Items from a dataset
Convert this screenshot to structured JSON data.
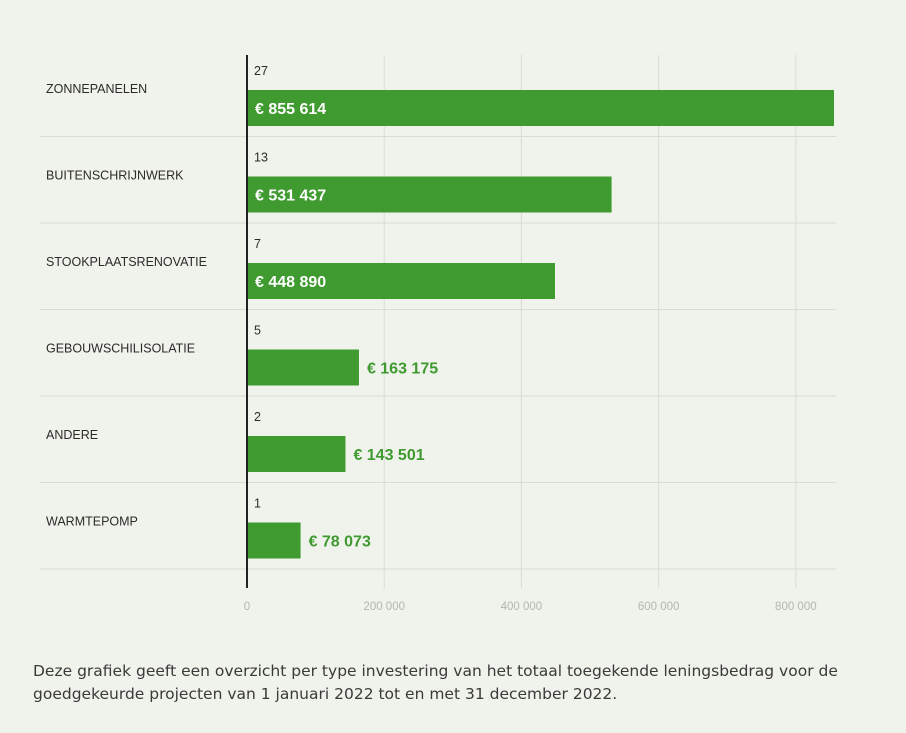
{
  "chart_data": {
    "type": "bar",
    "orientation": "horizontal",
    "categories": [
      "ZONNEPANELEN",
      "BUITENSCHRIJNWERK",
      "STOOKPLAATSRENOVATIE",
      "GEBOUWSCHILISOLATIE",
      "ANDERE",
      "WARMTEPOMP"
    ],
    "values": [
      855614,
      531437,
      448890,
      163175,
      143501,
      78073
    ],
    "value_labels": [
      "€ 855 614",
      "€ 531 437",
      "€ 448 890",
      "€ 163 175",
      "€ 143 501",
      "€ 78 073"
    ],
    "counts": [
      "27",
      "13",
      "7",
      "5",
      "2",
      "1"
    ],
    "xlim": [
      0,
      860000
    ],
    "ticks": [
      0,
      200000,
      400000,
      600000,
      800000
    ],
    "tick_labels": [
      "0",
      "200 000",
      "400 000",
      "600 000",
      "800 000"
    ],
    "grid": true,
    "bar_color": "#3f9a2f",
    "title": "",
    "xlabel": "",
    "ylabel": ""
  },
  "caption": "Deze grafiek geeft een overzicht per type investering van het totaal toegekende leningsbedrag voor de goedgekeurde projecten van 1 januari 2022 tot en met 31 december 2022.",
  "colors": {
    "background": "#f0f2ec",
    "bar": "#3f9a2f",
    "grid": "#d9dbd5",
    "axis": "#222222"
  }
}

- [Task to complete] Drop the images and repeat the data exactly.

- [The completed task]
Convert this screenshot to structured JSON data.
{
  "chart_data": {
    "type": "bar",
    "orientation": "horizontal",
    "categories": [
      "ZONNEPANELEN",
      "BUITENSCHRIJNWERK",
      "STOOKPLAATSRENOVATIE",
      "GEBOUWSCHILISOLATIE",
      "ANDERE",
      "WARMTEPOMP"
    ],
    "values": [
      855614,
      531437,
      448890,
      163175,
      143501,
      78073
    ],
    "value_labels": [
      "€ 855 614",
      "€ 531 437",
      "€ 448 890",
      "€ 163 175",
      "€ 143 501",
      "€ 78 073"
    ],
    "counts": [
      "27",
      "13",
      "7",
      "5",
      "2",
      "1"
    ],
    "xlim": [
      0,
      860000
    ],
    "ticks": [
      0,
      200000,
      400000,
      600000,
      800000
    ],
    "tick_labels": [
      "0",
      "200 000",
      "400 000",
      "600 000",
      "800 000"
    ],
    "grid": true,
    "bar_color": "#3f9a2f",
    "title": "",
    "xlabel": "",
    "ylabel": ""
  },
  "caption": "Deze grafiek geeft een overzicht per type investering van het totaal toegekende leningsbedrag voor de goedgekeurde projecten van 1 januari 2022 tot en met 31 december 2022.",
  "colors": {
    "background": "#f0f2ec",
    "bar": "#3f9a2f",
    "grid": "#d9dbd5",
    "axis": "#222222"
  }
}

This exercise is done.